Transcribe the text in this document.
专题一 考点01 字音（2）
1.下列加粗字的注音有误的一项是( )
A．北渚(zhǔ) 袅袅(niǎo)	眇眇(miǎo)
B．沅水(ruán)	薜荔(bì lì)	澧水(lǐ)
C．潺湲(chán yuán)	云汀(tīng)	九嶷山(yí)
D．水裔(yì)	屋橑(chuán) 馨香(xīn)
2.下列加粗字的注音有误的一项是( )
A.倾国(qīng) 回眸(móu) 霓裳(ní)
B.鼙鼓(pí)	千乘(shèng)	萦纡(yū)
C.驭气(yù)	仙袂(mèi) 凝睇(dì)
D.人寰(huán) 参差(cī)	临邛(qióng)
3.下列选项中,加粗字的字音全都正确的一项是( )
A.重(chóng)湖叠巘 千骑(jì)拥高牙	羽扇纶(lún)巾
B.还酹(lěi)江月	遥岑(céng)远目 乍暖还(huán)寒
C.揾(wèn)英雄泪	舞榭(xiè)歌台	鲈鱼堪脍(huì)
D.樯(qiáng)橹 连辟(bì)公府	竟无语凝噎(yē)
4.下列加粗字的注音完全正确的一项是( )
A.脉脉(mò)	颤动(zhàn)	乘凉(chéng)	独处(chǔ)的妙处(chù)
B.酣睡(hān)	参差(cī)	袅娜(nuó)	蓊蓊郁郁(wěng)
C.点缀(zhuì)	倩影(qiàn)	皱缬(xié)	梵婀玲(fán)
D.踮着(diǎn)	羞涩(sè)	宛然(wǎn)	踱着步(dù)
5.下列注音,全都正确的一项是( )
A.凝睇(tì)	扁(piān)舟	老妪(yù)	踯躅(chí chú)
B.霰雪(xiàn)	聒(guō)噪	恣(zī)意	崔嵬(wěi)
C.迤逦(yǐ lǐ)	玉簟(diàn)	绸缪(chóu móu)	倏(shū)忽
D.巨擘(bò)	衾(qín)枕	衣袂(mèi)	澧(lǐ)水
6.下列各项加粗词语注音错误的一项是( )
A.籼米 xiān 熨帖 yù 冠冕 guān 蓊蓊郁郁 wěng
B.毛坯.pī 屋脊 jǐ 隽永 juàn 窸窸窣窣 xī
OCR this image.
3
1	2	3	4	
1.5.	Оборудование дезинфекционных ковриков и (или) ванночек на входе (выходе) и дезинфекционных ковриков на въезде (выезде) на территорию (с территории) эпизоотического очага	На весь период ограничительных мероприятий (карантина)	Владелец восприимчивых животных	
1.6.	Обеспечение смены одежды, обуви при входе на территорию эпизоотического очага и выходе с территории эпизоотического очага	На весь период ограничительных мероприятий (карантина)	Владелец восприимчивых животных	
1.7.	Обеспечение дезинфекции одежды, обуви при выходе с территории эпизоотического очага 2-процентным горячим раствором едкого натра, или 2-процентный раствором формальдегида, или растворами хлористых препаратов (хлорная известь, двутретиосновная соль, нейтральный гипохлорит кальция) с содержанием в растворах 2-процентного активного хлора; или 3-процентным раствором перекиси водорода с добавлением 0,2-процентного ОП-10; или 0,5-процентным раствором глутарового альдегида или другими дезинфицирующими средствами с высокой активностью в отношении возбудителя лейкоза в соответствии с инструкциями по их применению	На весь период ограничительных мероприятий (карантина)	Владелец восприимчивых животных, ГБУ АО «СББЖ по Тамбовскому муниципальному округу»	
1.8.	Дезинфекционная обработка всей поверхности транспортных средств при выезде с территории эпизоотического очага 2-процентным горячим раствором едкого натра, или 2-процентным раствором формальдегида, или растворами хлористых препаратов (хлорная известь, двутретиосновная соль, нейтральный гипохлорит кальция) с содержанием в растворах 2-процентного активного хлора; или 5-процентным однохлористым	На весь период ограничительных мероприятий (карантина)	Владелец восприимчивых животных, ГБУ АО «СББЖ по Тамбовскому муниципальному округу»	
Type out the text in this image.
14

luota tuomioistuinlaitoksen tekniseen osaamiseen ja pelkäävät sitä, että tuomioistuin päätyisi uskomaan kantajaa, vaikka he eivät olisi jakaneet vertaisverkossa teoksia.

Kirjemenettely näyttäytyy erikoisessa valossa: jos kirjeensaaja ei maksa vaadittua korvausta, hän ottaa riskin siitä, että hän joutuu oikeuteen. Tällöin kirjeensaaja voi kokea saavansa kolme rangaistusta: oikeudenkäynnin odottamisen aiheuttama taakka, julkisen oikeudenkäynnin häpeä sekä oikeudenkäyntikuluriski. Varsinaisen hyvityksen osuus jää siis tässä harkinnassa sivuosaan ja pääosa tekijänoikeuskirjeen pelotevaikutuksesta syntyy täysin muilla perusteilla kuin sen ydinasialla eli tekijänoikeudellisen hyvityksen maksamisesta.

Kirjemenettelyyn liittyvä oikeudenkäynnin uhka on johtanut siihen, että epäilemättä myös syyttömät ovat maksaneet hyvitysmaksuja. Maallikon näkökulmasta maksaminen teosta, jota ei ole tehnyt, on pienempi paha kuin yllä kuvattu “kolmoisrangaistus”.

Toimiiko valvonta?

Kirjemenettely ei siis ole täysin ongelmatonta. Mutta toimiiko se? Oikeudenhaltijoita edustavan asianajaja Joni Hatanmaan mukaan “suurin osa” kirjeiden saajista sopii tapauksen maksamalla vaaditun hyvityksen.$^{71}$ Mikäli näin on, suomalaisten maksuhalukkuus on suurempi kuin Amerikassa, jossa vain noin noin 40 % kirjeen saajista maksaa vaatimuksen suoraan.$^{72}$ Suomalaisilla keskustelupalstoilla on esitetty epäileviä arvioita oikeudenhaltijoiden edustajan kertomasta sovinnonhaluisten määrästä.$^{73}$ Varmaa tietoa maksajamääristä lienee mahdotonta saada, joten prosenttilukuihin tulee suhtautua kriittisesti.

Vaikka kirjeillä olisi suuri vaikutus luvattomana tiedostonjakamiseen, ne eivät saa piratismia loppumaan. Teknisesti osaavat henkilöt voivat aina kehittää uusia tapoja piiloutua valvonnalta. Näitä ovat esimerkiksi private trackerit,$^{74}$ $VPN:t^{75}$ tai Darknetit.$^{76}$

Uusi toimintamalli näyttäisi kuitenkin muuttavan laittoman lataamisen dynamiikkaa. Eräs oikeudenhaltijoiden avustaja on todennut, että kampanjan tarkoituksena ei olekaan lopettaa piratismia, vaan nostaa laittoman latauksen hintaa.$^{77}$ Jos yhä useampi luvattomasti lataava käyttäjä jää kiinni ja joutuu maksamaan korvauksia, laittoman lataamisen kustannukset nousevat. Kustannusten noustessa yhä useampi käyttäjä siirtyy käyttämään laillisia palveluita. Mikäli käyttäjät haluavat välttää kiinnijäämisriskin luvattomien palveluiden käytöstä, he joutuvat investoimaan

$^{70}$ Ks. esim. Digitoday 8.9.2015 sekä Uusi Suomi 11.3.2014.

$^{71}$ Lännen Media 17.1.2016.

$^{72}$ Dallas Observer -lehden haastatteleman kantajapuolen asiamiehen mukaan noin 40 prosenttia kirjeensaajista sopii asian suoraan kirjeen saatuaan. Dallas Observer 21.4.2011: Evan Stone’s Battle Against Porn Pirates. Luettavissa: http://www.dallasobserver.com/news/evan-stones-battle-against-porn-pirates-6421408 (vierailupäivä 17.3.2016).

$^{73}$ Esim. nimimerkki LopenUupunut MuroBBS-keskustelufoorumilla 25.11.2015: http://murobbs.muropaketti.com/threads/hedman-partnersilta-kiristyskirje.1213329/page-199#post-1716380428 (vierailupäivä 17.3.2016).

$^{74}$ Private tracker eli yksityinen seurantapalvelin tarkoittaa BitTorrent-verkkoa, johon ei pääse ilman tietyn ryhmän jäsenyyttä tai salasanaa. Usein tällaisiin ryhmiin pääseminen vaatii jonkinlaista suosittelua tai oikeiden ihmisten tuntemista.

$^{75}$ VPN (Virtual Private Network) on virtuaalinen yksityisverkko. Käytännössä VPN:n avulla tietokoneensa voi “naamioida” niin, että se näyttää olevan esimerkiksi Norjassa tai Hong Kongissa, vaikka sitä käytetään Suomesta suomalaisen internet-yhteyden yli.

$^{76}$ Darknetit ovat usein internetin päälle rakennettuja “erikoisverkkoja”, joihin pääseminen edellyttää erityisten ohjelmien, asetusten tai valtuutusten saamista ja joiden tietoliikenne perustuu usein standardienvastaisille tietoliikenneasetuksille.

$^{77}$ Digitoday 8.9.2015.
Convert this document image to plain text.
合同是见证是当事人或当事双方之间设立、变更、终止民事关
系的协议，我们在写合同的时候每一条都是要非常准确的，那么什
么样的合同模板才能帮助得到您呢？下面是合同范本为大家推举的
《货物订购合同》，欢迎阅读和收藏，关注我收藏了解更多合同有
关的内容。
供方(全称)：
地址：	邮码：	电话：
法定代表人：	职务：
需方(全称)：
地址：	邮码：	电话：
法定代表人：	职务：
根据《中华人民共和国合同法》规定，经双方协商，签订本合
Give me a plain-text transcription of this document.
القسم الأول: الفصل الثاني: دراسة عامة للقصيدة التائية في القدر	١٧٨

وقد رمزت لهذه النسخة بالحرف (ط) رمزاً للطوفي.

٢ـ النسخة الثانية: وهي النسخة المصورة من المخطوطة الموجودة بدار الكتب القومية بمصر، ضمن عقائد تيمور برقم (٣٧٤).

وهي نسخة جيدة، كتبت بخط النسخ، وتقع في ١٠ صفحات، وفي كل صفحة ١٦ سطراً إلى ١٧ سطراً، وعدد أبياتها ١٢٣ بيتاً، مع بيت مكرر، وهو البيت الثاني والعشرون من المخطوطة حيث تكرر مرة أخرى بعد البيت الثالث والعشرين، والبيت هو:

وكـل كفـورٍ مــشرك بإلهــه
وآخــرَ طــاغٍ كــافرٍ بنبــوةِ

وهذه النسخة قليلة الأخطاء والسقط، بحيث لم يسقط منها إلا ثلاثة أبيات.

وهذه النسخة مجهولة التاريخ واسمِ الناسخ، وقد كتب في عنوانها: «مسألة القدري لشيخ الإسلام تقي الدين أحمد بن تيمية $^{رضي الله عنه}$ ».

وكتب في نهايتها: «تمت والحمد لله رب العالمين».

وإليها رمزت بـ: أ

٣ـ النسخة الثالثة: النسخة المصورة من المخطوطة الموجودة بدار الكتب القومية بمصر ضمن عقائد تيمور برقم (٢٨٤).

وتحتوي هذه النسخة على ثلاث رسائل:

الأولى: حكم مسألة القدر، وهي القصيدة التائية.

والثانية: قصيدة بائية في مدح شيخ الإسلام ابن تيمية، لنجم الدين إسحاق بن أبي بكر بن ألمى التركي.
■ ■ ■ ■ ■
◆ Work to be completed: Go through the records and gather the lines that hold "plain".

◆ Output for this exercise:
Convert this document image to plain text.
Give me a plain-text transcription of this document.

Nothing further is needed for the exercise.